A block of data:
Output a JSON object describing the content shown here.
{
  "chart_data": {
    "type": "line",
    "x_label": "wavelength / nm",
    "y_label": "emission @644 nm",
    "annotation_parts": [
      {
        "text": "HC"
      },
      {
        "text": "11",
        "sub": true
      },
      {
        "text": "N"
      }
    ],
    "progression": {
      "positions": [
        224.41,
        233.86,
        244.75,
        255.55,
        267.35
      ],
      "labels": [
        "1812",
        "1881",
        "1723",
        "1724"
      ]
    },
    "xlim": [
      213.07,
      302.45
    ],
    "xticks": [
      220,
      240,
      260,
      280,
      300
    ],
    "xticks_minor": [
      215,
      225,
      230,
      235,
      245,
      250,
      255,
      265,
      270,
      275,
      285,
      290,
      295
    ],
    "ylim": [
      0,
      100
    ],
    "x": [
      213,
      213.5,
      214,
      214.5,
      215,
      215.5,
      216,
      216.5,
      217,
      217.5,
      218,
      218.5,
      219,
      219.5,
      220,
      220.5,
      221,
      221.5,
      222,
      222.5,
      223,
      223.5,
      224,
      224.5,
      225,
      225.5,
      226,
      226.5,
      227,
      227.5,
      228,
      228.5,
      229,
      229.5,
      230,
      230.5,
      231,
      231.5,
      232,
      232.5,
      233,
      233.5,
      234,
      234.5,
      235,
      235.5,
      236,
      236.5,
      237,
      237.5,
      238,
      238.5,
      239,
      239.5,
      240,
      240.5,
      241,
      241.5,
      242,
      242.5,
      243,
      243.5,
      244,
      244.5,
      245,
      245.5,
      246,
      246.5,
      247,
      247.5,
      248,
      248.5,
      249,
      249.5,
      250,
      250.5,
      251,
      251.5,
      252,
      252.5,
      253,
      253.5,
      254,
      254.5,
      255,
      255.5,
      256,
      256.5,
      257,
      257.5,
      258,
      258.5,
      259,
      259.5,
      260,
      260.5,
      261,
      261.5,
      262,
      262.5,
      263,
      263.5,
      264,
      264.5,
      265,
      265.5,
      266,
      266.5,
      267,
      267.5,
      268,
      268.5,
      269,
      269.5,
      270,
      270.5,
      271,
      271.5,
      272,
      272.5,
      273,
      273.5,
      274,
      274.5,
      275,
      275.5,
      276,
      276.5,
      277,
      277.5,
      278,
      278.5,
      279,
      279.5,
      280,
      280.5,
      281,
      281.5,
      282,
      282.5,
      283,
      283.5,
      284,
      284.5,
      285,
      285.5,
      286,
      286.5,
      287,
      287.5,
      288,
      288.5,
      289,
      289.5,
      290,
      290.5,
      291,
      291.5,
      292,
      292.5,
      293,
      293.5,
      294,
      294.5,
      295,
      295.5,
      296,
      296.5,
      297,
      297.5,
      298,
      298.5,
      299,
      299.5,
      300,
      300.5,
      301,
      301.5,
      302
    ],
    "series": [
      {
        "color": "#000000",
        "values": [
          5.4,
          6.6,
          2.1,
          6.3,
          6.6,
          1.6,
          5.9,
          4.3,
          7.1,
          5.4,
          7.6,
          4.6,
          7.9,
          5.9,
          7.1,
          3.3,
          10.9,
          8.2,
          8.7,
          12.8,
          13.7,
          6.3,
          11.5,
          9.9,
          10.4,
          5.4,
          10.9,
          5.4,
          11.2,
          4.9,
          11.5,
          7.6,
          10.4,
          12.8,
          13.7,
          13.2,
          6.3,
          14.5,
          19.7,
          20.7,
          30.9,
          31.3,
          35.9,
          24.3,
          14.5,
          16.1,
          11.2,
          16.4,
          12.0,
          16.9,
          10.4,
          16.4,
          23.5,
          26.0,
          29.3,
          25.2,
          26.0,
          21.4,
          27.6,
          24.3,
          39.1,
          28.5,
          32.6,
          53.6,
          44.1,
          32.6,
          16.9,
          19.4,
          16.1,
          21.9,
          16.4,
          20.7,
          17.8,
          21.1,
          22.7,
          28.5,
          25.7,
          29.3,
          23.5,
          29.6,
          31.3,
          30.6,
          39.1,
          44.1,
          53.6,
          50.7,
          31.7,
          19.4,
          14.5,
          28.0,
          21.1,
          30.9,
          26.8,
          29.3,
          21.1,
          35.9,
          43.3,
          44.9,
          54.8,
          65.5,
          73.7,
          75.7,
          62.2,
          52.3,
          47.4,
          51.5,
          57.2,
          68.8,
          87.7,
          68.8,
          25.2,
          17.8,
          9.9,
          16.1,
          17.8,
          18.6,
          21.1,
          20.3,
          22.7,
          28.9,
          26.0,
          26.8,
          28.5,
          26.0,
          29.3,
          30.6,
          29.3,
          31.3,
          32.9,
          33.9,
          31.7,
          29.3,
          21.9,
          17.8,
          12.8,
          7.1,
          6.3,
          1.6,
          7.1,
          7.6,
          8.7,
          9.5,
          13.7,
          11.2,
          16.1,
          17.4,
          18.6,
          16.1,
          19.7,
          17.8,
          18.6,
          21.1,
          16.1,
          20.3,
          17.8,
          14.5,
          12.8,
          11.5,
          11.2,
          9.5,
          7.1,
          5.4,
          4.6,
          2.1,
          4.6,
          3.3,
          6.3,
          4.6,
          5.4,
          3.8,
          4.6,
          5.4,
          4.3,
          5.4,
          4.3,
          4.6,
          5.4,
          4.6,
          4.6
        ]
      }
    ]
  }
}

**Set problem**. Output all of the material exactly as written.

**Solution for this problem**.
Output a JSON object describing the content shown here.
{
  "chart_data": {
    "type": "line",
    "x_label": "wavelength / nm",
    "y_label": "emission @644 nm",
    "annotation_parts": [
      {
        "text": "HC"
      },
      {
        "text": "11",
        "sub": true
      },
      {
        "text": "N"
      }
    ],
    "progression": {
      "positions": [
        224.41,
        233.86,
        244.75,
        255.55,
        267.35
      ],
      "labels": [
        "1812",
        "1881",
        "1723",
        "1724"
      ]
    },
    "xlim": [
      213.07,
      302.45
    ],
    "xticks": [
      220,
      240,
      260,
      280,
      300
    ],
    "xticks_minor": [
      215,
      225,
      230,
      235,
      245,
      250,
      255,
      265,
      270,
      275,
      285,
      290,
      295
    ],
    "ylim": [
      0,
      100
    ],
    "x": [
      213,
      213.5,
      214,
      214.5,
      215,
      215.5,
      216,
      216.5,
      217,
      217.5,
      218,
      218.5,
      219,
      219.5,
      220,
      220.5,
      221,
      221.5,
      222,
      222.5,
      223,
      223.5,
      224,
      224.5,
      225,
      225.5,
      226,
      226.5,
      227,
      227.5,
      228,
      228.5,
      229,
      229.5,
      230,
      230.5,
      231,
      231.5,
      232,
      232.5,
      233,
      233.5,
      234,
      234.5,
      235,
      235.5,
      236,
      236.5,
      237,
      237.5,
      238,
      238.5,
      239,
      239.5,
      240,
      240.5,
      241,
      241.5,
      242,
      242.5,
      243,
      243.5,
      244,
      244.5,
      245,
      245.5,
      246,
      246.5,
      247,
      247.5,
      248,
      248.5,
      249,
      249.5,
      250,
      250.5,
      251,
      251.5,
      252,
      252.5,
      253,
      253.5,
      254,
      254.5,
      255,
      255.5,
      256,
      256.5,
      257,
      257.5,
      258,
      258.5,
      259,
      259.5,
      260,
      260.5,
      261,
      261.5,
      262,
      262.5,
      263,
      263.5,
      264,
      264.5,
      265,
      265.5,
      266,
      266.5,
      267,
      267.5,
      268,
      268.5,
      269,
      269.5,
      270,
      270.5,
      271,
      271.5,
      272,
      272.5,
      273,
      273.5,
      274,
      274.5,
      275,
      275.5,
      276,
      276.5,
      277,
      277.5,
      278,
      278.5,
      279,
      279.5,
      280,
      280.5,
      281,
      281.5,
      282,
      282.5,
      283,
      283.5,
      284,
      284.5,
      285,
      285.5,
      286,
      286.5,
      287,
      287.5,
      288,
      288.5,
      289,
      289.5,
      290,
      290.5,
      291,
      291.5,
      292,
      292.5,
      293,
      293.5,
      294,
      294.5,
      295,
      295.5,
      296,
      296.5,
      297,
      297.5,
      298,
      298.5,
      299,
      299.5,
      300,
      300.5,
      301,
      301.5,
      302
    ],
    "series": [
      {
        "color": "#000000",
        "values": [
          5.4,
          6.6,
          2.1,
          6.3,
          6.6,
          1.6,
          5.9,
          4.3,
          7.1,
          5.4,
          7.6,
          4.6,
          7.9,
          5.9,
          7.1,
          3.3,
          10.9,
          8.2,
          8.7,
          12.8,
          13.7,
          6.3,
          11.5,
          9.9,
          10.4,
          5.4,
          10.9,
          5.4,
          11.2,
          4.9,
          11.5,
          7.6,
          10.4,
          12.8,
          13.7,
          13.2,
          6.3,
          14.5,
          19.7,
          20.7,
          30.9,
          31.3,
          35.9,
          24.3,
          14.5,
          16.1,
          11.2,
          16.4,
          12.0,
          16.9,
          10.4,
          16.4,
          23.5,
          26.0,
          29.3,
          25.2,
          26.0,
          21.4,
          27.6,
          24.3,
          39.1,
          28.5,
          32.6,
          53.6,
          44.1,
          32.6,
          16.9,
          19.4,
          16.1,
          21.9,
          16.4,
          20.7,
          17.8,
          21.1,
          22.7,
          28.5,
          25.7,
          29.3,
          23.5,
          29.6,
          31.3,
          30.6,
          39.1,
          44.1,
          53.6,
          50.7,
          31.7,
          19.4,
          14.5,
          28.0,
          21.1,
          30.9,
          26.8,
          29.3,
          21.1,
          35.9,
          43.3,
          44.9,
          54.8,
          65.5,
          73.7,
          75.7,
          62.2,
          52.3,
          47.4,
          51.5,
          57.2,
          68.8,
          87.7,
          68.8,
          25.2,
          17.8,
          9.9,
          16.1,
          17.8,
          18.6,
          21.1,
          20.3,
          22.7,
          28.9,
          26.0,
          26.8,
          28.5,
          26.0,
          29.3,
          30.6,
          29.3,
          31.3,
          32.9,
          33.9,
          31.7,
          29.3,
          21.9,
          17.8,
          12.8,
          7.1,
          6.3,
          1.6,
          7.1,
          7.6,
          8.7,
          9.5,
          13.7,
          11.2,
          16.1,
          17.4,
          18.6,
          16.1,
          19.7,
          17.8,
          18.6,
          21.1,
          16.1,
          20.3,
          17.8,
          14.5,
          12.8,
          11.5,
          11.2,
          9.5,
          7.1,
          5.4,
          4.6,
          2.1,
          4.6,
          3.3,
          6.3,
          4.6,
          5.4,
          3.8,
          4.6,
          5.4,
          4.3,
          5.4,
          4.3,
          4.6,
          5.4,
          4.6,
          4.6
        ]
      }
    ]
  }
}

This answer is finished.